**WHAT TO WORK ON**
Find the lines that contain the word "없습니다" and copy each one.

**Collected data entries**
** Begin **

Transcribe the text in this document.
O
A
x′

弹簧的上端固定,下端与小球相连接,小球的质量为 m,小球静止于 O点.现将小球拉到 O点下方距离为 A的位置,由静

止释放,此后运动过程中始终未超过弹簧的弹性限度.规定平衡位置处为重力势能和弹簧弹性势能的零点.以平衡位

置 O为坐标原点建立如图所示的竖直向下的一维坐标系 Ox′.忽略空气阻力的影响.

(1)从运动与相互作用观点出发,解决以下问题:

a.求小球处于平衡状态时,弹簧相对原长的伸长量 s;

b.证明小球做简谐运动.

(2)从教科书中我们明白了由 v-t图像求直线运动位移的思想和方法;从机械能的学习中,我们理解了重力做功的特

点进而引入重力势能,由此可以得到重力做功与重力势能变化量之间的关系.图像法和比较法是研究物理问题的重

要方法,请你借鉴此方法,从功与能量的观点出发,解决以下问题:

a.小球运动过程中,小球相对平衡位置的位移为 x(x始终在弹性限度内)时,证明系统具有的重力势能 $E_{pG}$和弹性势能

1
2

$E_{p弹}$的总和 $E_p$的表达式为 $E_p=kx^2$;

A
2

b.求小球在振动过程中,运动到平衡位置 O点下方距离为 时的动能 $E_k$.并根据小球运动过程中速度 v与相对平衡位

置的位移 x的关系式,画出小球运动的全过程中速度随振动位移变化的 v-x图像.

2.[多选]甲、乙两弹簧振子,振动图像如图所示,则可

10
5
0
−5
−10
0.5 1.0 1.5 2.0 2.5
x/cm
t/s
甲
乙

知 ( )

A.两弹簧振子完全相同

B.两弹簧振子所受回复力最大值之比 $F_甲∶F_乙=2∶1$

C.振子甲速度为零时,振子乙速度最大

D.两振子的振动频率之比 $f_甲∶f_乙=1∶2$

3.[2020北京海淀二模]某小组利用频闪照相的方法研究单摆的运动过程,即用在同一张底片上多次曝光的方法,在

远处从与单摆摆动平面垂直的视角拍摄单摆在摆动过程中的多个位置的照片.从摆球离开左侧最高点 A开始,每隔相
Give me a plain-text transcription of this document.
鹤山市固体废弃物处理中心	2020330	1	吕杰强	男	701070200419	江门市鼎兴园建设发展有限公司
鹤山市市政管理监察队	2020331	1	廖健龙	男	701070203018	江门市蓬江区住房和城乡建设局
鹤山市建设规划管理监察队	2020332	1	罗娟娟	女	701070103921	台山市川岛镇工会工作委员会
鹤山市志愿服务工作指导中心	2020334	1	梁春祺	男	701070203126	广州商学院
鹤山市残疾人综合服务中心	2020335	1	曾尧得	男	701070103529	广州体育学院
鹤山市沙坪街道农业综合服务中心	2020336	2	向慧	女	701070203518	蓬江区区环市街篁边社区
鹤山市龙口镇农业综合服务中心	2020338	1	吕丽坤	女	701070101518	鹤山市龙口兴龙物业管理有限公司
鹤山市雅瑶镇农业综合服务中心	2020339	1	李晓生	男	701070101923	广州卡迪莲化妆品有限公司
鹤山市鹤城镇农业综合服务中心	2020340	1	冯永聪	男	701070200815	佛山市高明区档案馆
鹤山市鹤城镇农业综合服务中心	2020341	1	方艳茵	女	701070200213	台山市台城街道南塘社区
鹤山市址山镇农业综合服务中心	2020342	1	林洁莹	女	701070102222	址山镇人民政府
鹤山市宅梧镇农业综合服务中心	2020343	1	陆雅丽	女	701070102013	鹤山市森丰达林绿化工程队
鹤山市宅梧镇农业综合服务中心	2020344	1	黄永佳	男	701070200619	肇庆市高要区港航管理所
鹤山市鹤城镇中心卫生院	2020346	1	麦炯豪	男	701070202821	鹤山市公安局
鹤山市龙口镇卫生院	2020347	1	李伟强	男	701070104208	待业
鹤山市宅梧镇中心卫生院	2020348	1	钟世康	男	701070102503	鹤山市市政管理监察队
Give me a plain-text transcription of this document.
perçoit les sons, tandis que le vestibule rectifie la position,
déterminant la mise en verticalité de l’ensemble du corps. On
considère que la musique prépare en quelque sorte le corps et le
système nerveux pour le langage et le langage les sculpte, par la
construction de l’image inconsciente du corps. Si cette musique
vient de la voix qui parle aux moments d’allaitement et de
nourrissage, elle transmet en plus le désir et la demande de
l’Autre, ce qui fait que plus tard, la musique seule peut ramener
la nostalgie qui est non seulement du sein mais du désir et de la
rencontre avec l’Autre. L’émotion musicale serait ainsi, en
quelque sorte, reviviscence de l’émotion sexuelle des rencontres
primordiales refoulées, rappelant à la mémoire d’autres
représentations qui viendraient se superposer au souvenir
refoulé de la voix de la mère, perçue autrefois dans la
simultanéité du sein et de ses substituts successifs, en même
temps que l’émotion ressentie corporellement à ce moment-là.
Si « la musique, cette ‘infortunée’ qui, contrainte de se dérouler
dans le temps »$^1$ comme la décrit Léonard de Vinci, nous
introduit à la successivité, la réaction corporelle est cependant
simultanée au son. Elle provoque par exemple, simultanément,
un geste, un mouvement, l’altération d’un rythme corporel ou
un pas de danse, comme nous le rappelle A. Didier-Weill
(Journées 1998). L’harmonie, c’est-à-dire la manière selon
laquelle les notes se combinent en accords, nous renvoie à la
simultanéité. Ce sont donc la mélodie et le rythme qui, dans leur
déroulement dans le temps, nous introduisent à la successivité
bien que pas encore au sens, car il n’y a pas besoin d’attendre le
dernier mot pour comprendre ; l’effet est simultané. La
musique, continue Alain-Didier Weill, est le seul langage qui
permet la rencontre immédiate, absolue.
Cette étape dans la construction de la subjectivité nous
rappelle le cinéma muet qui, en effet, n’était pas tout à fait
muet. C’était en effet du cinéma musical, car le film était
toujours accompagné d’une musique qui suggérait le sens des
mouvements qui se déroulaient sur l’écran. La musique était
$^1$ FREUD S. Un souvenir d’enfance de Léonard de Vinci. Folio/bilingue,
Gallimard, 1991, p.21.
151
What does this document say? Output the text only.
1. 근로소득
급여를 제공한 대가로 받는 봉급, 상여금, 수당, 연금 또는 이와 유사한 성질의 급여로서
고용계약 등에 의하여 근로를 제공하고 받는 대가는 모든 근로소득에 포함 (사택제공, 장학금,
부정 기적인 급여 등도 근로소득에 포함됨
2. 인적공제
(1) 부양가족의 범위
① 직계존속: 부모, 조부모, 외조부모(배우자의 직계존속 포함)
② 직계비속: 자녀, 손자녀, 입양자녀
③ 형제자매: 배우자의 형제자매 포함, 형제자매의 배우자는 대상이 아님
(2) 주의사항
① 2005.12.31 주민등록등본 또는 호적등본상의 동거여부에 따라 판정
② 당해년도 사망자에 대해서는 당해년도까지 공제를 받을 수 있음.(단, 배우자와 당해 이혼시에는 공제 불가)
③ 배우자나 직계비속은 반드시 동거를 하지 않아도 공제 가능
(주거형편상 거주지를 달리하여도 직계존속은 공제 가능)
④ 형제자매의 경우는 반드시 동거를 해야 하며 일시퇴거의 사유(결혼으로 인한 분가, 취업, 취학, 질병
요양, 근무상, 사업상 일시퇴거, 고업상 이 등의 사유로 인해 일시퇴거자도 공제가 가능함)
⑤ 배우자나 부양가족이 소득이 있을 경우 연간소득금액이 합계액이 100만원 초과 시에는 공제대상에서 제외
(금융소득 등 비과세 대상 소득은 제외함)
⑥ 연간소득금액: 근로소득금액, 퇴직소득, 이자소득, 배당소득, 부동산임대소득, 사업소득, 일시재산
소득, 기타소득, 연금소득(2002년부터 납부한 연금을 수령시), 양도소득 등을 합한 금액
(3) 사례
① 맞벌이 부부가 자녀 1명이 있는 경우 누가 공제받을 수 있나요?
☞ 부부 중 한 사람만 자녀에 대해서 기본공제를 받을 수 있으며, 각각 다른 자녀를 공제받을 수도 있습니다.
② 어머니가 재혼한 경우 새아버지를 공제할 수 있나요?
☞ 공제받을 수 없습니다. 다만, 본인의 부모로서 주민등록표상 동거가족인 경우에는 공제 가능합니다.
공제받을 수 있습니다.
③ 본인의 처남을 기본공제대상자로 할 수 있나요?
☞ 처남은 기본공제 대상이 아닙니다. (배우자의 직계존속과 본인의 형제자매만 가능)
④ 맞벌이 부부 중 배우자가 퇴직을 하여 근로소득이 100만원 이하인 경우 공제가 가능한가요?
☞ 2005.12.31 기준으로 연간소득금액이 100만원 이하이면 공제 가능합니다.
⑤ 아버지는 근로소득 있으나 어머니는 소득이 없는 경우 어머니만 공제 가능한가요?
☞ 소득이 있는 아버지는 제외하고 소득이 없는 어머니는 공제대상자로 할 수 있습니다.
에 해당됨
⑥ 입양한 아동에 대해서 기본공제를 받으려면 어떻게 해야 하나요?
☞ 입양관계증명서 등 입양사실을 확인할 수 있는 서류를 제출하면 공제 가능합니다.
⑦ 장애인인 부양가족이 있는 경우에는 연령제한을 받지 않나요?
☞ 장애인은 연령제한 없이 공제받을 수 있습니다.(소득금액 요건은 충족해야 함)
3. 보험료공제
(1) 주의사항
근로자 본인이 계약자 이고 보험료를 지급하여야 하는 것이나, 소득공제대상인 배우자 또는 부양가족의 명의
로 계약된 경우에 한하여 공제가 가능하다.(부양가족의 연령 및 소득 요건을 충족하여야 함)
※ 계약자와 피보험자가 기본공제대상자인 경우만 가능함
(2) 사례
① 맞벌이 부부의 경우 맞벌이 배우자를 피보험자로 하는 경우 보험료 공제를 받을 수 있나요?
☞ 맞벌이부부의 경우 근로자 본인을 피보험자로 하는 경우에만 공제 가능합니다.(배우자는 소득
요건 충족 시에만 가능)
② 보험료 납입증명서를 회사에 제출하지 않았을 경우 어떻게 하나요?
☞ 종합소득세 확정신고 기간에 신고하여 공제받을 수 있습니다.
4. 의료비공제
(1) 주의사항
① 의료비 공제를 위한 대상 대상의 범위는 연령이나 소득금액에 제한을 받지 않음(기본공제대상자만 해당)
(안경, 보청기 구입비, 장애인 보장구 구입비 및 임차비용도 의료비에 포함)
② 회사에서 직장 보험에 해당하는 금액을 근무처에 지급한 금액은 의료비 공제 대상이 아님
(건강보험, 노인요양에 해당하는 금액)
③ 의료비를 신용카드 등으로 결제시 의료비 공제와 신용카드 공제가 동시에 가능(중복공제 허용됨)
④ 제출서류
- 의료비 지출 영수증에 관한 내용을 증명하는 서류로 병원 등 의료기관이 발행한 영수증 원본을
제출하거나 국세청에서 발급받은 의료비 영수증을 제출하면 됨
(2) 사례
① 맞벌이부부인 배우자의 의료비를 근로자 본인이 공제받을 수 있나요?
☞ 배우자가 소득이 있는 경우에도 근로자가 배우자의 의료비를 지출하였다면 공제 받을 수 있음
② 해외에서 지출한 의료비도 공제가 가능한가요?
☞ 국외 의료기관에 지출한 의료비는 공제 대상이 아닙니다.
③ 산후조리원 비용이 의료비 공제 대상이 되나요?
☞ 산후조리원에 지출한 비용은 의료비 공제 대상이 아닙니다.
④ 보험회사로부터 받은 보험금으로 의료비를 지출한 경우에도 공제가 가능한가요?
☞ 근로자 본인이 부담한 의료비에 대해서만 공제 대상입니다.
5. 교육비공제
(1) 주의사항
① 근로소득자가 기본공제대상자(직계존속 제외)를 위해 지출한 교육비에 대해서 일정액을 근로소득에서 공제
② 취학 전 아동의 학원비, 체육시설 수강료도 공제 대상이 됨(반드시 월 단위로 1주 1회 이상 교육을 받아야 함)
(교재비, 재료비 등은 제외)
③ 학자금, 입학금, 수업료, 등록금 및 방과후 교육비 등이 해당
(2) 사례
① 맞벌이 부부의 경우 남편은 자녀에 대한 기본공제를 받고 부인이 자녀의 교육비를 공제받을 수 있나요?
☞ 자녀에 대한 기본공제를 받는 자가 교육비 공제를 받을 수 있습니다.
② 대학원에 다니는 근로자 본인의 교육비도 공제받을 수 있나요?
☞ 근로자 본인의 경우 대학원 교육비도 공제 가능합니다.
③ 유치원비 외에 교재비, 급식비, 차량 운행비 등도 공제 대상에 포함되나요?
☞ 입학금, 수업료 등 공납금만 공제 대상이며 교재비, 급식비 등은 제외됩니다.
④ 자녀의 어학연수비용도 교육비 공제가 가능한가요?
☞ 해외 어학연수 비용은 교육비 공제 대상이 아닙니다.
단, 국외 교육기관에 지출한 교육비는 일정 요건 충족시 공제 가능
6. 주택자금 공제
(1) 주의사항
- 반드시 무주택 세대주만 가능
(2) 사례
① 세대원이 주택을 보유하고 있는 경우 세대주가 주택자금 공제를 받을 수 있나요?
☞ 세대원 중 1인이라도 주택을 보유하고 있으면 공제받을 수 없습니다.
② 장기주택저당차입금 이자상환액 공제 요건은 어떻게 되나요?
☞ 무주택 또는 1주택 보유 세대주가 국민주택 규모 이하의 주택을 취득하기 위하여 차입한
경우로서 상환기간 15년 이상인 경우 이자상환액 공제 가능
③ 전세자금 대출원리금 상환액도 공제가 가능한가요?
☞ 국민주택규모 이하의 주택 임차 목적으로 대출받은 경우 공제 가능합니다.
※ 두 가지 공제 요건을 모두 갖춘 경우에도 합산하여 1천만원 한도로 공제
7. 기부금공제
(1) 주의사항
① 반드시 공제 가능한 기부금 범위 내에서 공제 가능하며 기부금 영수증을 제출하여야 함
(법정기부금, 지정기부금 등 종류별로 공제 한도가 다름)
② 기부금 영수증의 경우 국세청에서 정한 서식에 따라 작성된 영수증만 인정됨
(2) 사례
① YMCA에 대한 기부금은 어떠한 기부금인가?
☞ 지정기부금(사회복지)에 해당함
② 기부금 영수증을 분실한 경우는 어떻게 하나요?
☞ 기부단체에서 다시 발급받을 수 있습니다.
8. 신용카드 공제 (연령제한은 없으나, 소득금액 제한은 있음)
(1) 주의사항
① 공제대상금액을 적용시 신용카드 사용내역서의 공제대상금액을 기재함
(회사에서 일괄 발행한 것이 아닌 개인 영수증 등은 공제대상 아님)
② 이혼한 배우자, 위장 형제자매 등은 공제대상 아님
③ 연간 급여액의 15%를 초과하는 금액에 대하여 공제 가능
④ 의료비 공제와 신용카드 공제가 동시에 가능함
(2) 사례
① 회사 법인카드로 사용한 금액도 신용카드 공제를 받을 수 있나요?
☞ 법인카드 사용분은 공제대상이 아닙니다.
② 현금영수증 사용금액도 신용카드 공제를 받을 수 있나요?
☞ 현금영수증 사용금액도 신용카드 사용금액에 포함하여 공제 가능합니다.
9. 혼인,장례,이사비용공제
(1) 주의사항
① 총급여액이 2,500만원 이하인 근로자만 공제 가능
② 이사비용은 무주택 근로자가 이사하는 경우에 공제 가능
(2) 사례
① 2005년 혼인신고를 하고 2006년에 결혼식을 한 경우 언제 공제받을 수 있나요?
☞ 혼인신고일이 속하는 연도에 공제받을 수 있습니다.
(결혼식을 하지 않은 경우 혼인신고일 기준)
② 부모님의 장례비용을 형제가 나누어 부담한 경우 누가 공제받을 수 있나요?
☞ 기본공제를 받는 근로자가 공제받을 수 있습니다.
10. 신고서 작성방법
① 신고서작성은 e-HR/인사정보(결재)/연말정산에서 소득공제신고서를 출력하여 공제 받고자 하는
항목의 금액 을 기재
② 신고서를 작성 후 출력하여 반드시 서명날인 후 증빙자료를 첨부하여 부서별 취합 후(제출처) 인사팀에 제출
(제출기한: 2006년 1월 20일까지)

** End **

**WORKED SOLUTION**
☞ 공제받을 수 없습니다. 다만, 본인의 부모로서 주민등록표상 동거가족인 경우에는 공제 가능합니다.
☞ 세대원 중 1인이라도 주택을 보유하고 있으면 공제받을 수 없습니다.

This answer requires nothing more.